Useful for automation

Applications, Lambda functions, EC2 instances, and CI/CD pipelines can assume roles securely.

Assume Role vs IAM User

A lot of beginners ask why they should use Assume Role instead of just creating another IAM user.

Here is the difference:

IAM User

  • Permanent identity
  • Long-term credentials
  • Best for direct user access in limited cases
  • Harder to manage across multiple accounts

IAM Role

  • No permanent credentials
  • Temporary security credentials
  • Better for cross-account access
  • More secure and flexible

In simple terms, if you need secure access across AWS accounts, roles are usually the better choice.

Common use cases of Assume Role

Assume Role is used in many real-world AWS environments.

Cross-account administration

An admin in one account can manage resources in another account.

DevOps and CI/CD pipelines

A pipeline in one account can deploy resources into another account.

## GIVEN INFORMATION
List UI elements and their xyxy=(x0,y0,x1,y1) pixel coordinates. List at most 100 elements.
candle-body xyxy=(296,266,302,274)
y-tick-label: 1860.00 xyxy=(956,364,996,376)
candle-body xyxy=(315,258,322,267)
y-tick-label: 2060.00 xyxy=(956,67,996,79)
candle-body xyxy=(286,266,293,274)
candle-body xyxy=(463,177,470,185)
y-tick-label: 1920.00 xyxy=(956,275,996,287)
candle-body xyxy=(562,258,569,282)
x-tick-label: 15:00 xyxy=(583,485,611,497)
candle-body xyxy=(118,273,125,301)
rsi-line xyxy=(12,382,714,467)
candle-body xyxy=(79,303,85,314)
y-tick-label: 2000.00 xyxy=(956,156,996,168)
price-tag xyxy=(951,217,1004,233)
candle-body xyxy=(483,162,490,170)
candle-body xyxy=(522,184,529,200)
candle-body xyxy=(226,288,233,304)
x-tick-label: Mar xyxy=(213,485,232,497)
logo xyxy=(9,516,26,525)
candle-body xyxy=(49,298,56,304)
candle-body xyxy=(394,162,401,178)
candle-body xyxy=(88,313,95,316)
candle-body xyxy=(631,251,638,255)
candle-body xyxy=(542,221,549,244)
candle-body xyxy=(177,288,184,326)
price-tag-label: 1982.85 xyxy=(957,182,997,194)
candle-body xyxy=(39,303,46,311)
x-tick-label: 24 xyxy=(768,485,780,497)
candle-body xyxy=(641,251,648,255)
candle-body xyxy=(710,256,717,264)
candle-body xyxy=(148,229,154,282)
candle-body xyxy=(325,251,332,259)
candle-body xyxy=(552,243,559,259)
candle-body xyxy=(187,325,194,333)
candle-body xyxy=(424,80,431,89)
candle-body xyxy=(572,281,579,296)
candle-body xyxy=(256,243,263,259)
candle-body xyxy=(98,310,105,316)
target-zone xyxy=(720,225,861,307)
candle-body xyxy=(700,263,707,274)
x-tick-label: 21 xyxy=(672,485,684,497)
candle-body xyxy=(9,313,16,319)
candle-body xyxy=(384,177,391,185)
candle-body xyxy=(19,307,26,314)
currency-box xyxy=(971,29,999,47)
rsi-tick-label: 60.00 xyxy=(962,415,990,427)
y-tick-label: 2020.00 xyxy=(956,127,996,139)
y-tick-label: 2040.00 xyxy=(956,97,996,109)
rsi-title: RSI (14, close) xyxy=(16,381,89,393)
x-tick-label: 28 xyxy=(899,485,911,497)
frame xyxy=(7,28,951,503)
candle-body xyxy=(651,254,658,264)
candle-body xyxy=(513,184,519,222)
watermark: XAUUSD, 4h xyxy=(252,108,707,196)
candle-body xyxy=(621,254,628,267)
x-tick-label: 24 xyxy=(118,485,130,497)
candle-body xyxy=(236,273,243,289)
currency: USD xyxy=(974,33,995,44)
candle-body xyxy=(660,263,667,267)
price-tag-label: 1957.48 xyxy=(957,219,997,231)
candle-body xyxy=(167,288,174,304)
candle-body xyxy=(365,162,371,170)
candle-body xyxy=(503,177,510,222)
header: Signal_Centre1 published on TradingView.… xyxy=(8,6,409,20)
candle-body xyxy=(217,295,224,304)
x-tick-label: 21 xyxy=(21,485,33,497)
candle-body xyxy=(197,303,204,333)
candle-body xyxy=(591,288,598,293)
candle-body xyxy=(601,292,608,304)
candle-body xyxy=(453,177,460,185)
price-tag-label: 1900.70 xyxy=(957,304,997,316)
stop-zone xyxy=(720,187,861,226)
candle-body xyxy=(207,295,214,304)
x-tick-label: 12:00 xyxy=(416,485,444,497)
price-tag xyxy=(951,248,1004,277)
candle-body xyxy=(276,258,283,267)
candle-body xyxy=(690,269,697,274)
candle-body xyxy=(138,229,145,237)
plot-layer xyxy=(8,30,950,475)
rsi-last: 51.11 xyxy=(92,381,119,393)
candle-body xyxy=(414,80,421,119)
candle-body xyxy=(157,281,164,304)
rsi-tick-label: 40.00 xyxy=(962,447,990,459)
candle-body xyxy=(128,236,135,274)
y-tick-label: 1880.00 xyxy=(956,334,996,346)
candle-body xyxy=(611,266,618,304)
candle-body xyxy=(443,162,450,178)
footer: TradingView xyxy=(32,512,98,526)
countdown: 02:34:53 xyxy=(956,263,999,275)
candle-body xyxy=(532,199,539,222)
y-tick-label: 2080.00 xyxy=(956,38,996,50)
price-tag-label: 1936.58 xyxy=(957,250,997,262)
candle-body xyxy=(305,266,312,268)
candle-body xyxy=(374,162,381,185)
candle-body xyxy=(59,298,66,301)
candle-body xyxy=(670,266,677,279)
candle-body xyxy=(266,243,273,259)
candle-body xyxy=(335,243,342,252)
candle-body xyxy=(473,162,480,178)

## TO DO
• A. In two sentences, how does the Assume Role text summarize its subject?
• B. According to the Assume Role text, what can a pipeline in one account do?
• C. Set down the part of the Assume Role text between "Assume Role is" and "into another account.", inclusive.

## RESULTS
• A. IAM users are permanent identities with long-term credentials that are harder to manage across multiple accounts. IAM roles have no permanent credentials and rely on temporary security credentials, which makes them more secure, more flexible, and better suited to cross-account uses such as administration and CI/CD deployments.

• B. It can deploy resources into another account.

• C.
Assume Role is used in many real-world AWS environments.

Cross-account administration

An admin in one account can manage resources in another account.

DevOps and CI/CD pipelines

A pipeline in one account can deploy resources into another account.